◆ WHAT TO WORK ON
Write out the material exactly, leaving every picture behind.

**** EXTRACTED MATERIAL

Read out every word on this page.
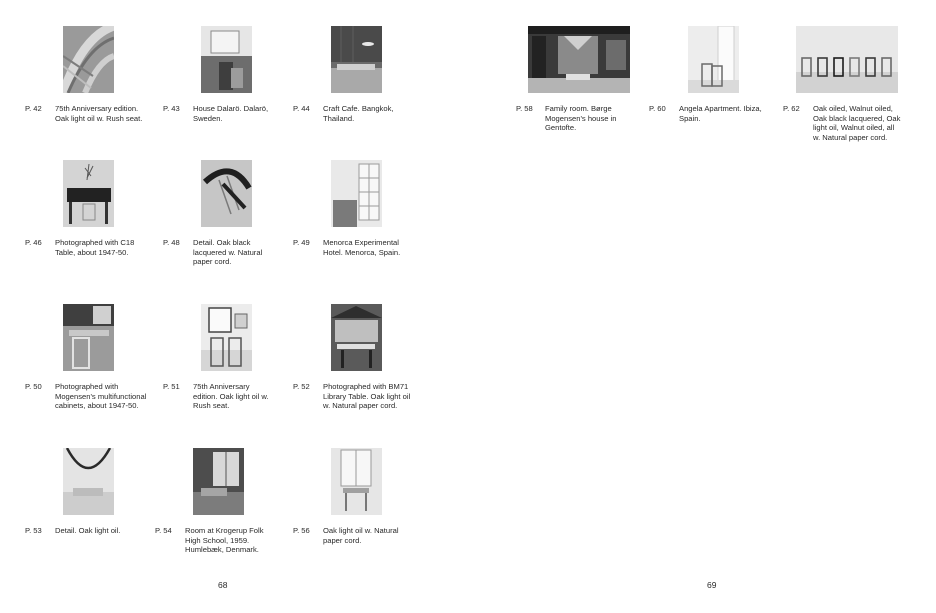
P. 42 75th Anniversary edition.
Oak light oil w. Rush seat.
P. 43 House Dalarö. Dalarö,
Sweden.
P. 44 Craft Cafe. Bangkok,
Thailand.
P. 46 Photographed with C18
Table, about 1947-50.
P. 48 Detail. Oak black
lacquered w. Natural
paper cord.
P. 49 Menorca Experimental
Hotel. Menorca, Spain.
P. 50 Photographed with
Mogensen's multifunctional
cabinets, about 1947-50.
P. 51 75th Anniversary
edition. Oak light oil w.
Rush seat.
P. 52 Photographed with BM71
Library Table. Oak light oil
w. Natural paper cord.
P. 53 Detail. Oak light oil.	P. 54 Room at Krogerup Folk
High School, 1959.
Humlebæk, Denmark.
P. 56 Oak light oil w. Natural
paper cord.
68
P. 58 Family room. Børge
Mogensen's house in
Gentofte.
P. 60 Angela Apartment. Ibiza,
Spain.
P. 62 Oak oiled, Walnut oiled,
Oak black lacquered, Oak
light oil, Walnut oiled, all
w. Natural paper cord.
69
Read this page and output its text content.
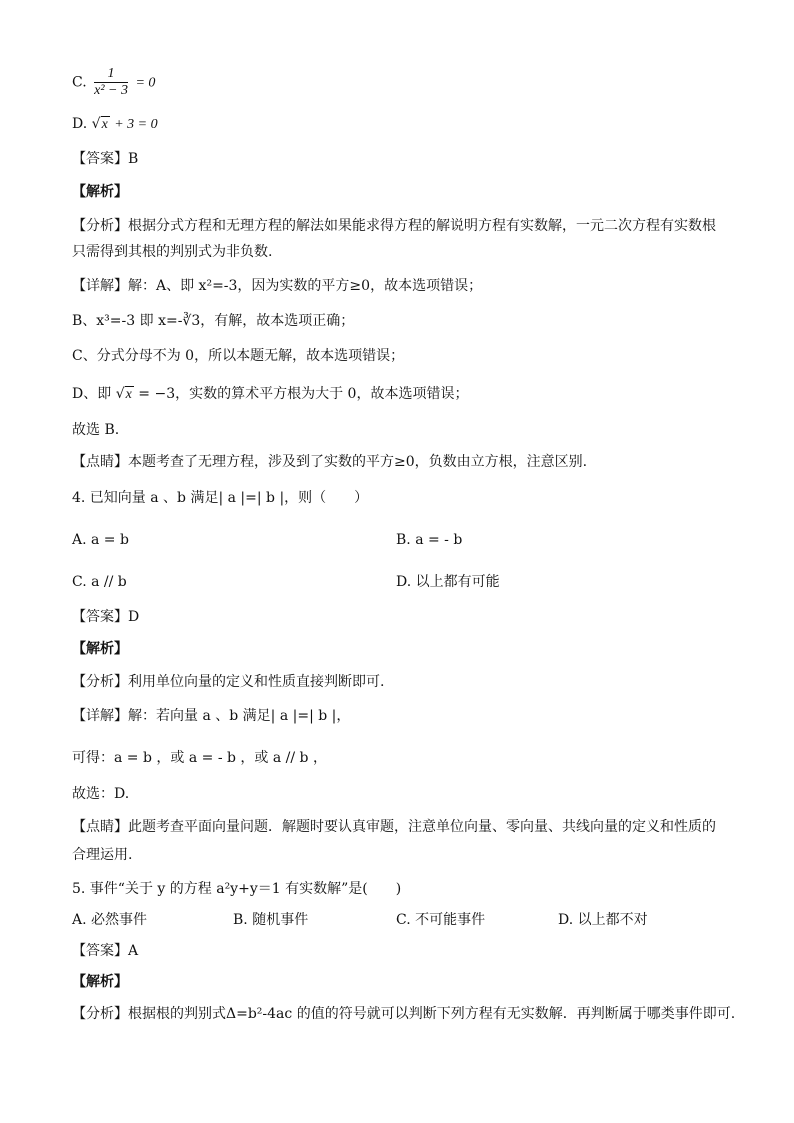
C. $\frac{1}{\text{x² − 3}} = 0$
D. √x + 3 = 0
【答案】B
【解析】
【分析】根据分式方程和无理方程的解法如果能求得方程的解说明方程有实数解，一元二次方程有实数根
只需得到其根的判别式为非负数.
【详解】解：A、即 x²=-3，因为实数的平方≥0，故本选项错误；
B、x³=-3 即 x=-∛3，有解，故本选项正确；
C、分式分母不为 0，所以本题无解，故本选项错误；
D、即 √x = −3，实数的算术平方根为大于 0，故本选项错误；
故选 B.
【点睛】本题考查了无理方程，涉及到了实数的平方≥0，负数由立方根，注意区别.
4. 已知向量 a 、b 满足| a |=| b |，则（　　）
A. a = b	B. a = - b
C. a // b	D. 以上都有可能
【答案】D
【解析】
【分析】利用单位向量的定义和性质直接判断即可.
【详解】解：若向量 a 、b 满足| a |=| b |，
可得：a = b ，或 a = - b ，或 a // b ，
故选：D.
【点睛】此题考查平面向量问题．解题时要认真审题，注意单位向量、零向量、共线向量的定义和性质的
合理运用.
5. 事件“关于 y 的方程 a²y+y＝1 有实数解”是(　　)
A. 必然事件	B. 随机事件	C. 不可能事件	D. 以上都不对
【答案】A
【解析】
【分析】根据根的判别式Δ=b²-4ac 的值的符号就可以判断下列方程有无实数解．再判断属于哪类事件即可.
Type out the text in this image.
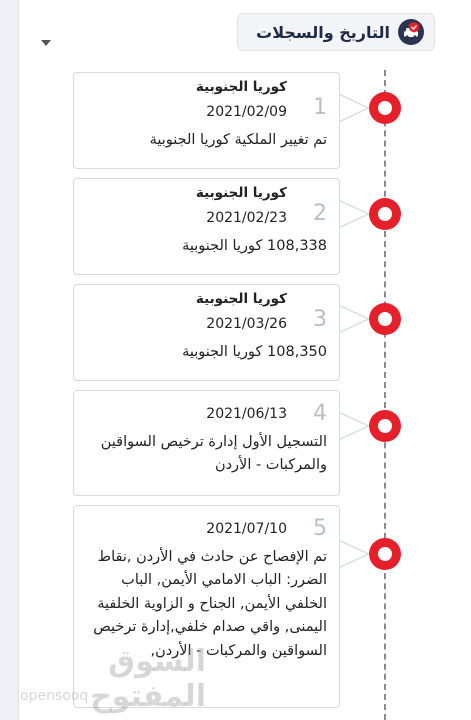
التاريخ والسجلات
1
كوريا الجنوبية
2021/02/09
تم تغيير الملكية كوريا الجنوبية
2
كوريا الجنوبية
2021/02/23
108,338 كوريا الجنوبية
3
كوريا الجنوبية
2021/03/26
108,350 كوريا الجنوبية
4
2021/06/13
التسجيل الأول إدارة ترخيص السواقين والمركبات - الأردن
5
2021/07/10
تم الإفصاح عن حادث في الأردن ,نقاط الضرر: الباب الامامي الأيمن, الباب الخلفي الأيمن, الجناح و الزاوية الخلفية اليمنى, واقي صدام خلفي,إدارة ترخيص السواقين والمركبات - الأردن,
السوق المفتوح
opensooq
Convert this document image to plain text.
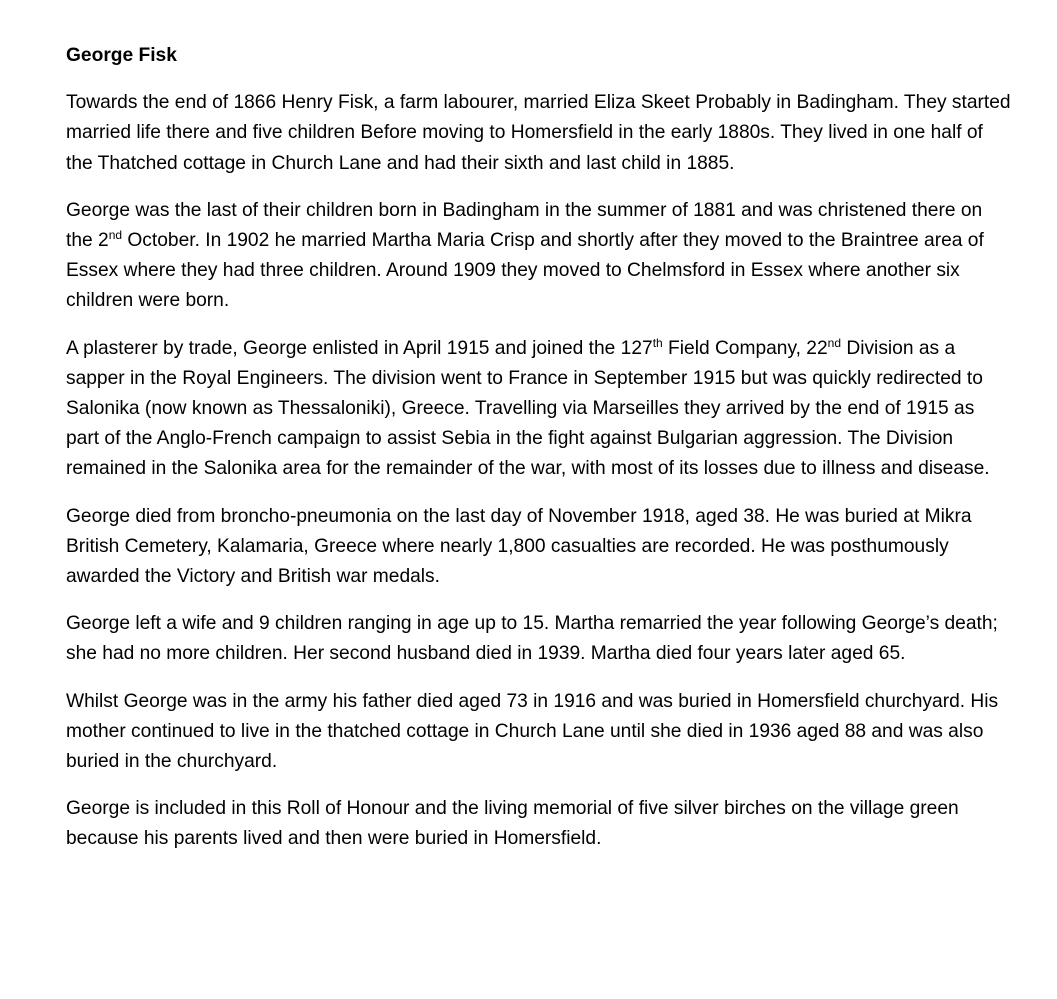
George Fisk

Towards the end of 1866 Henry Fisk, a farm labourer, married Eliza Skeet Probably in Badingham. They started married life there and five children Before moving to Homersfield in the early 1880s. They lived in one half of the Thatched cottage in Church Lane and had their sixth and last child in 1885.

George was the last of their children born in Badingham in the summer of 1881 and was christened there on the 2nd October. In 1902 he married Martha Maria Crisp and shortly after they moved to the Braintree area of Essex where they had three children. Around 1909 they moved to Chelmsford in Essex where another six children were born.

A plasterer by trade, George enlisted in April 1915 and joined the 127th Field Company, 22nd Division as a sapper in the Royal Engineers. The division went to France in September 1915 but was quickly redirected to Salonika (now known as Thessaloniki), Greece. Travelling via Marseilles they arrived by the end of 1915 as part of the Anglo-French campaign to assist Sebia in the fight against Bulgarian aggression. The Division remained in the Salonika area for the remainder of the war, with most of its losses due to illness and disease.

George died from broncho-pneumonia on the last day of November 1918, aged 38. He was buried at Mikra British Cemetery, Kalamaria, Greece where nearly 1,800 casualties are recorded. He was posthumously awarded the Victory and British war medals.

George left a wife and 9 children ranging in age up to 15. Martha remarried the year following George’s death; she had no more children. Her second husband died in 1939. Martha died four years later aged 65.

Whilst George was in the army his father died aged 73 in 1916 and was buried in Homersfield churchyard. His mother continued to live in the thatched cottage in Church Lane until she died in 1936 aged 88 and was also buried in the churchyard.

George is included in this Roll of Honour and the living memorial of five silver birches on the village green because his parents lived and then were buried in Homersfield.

********

◆ TASK RESULT
Read out every word on this page.
P. 42 75th Anniversary edition.
Oak light oil w. Rush seat.
P. 43 House Dalarö. Dalarö,
Sweden.
P. 44 Craft Cafe. Bangkok,
Thailand.
P. 46 Photographed with C18
Table, about 1947-50.
P. 48 Detail. Oak black
lacquered w. Natural
paper cord.
P. 49 Menorca Experimental
Hotel. Menorca, Spain.
P. 50 Photographed with
Mogensen's multifunctional
cabinets, about 1947-50.
P. 51 75th Anniversary
edition. Oak light oil w.
Rush seat.
P. 52 Photographed with BM71
Library Table. Oak light oil
w. Natural paper cord.
P. 53 Detail. Oak light oil.	P. 54 Room at Krogerup Folk
High School, 1959.
Humlebæk, Denmark.
P. 56 Oak light oil w. Natural
paper cord.
68
P. 58 Family room. Børge
Mogensen's house in
Gentofte.
P. 60 Angela Apartment. Ibiza,
Spain.
P. 62 Oak oiled, Walnut oiled,
Oak black lacquered, Oak
light oil, Walnut oiled, all
w. Natural paper cord.
69
Read this page and output its text content.
C. $\frac{1}{\text{x² − 3}} = 0$
D. √x + 3 = 0
【答案】B
【解析】
【分析】根据分式方程和无理方程的解法如果能求得方程的解说明方程有实数解，一元二次方程有实数根
只需得到其根的判别式为非负数.
【详解】解：A、即 x²=-3，因为实数的平方≥0，故本选项错误；
B、x³=-3 即 x=-∛3，有解，故本选项正确；
C、分式分母不为 0，所以本题无解，故本选项错误；
D、即 √x = −3，实数的算术平方根为大于 0，故本选项错误；
故选 B.
【点睛】本题考查了无理方程，涉及到了实数的平方≥0，负数由立方根，注意区别.
4. 已知向量 a 、b 满足| a |=| b |，则（　　）
A. a = b	B. a = - b
C. a // b	D. 以上都有可能
【答案】D
【解析】
【分析】利用单位向量的定义和性质直接判断即可.
【详解】解：若向量 a 、b 满足| a |=| b |，
可得：a = b ，或 a = - b ，或 a // b ，
故选：D.
【点睛】此题考查平面向量问题．解题时要认真审题，注意单位向量、零向量、共线向量的定义和性质的
合理运用.
5. 事件“关于 y 的方程 a²y+y＝1 有实数解”是(　　)
A. 必然事件	B. 随机事件	C. 不可能事件	D. 以上都不对
【答案】A
【解析】
【分析】根据根的判别式Δ=b²-4ac 的值的符号就可以判断下列方程有无实数解．再判断属于哪类事件即可.
Type out the text in this image.
التاريخ والسجلات
1
كوريا الجنوبية
2021/02/09
تم تغيير الملكية كوريا الجنوبية
2
كوريا الجنوبية
2021/02/23
108,338 كوريا الجنوبية
3
كوريا الجنوبية
2021/03/26
108,350 كوريا الجنوبية
4
2021/06/13
التسجيل الأول إدارة ترخيص السواقين والمركبات - الأردن
5
2021/07/10
تم الإفصاح عن حادث في الأردن ,نقاط الضرر: الباب الامامي الأيمن, الباب الخلفي الأيمن, الجناح و الزاوية الخلفية اليمنى, واقي صدام خلفي,إدارة ترخيص السواقين والمركبات - الأردن,
السوق المفتوح
opensooq
Convert this document image to plain text.
George Fisk

Towards the end of 1866 Henry Fisk, a farm labourer, married Eliza Skeet Probably in Badingham. They started married life there and five children Before moving to Homersfield in the early 1880s. They lived in one half of the Thatched cottage in Church Lane and had their sixth and last child in 1885.

George was the last of their children born in Badingham in the summer of 1881 and was christened there on the 2nd October. In 1902 he married Martha Maria Crisp and shortly after they moved to the Braintree area of Essex where they had three children. Around 1909 they moved to Chelmsford in Essex where another six children were born.

A plasterer by trade, George enlisted in April 1915 and joined the 127th Field Company, 22nd Division as a sapper in the Royal Engineers. The division went to France in September 1915 but was quickly redirected to Salonika (now known as Thessaloniki), Greece. Travelling via Marseilles they arrived by the end of 1915 as part of the Anglo-French campaign to assist Sebia in the fight against Bulgarian aggression. The Division remained in the Salonika area for the remainder of the war, with most of its losses due to illness and disease.

George died from broncho-pneumonia on the last day of November 1918, aged 38. He was buried at Mikra British Cemetery, Kalamaria, Greece where nearly 1,800 casualties are recorded. He was posthumously awarded the Victory and British war medals.

George left a wife and 9 children ranging in age up to 15. Martha remarried the year following George’s death; she had no more children. Her second husband died in 1939. Martha died four years later aged 65.

Whilst George was in the army his father died aged 73 in 1916 and was buried in Homersfield churchyard. His mother continued to live in the thatched cottage in Church Lane until she died in 1936 aged 88 and was also buried in the churchyard.

George is included in this Roll of Honour and the living memorial of five silver birches on the village green because his parents lived and then were buried in Homersfield.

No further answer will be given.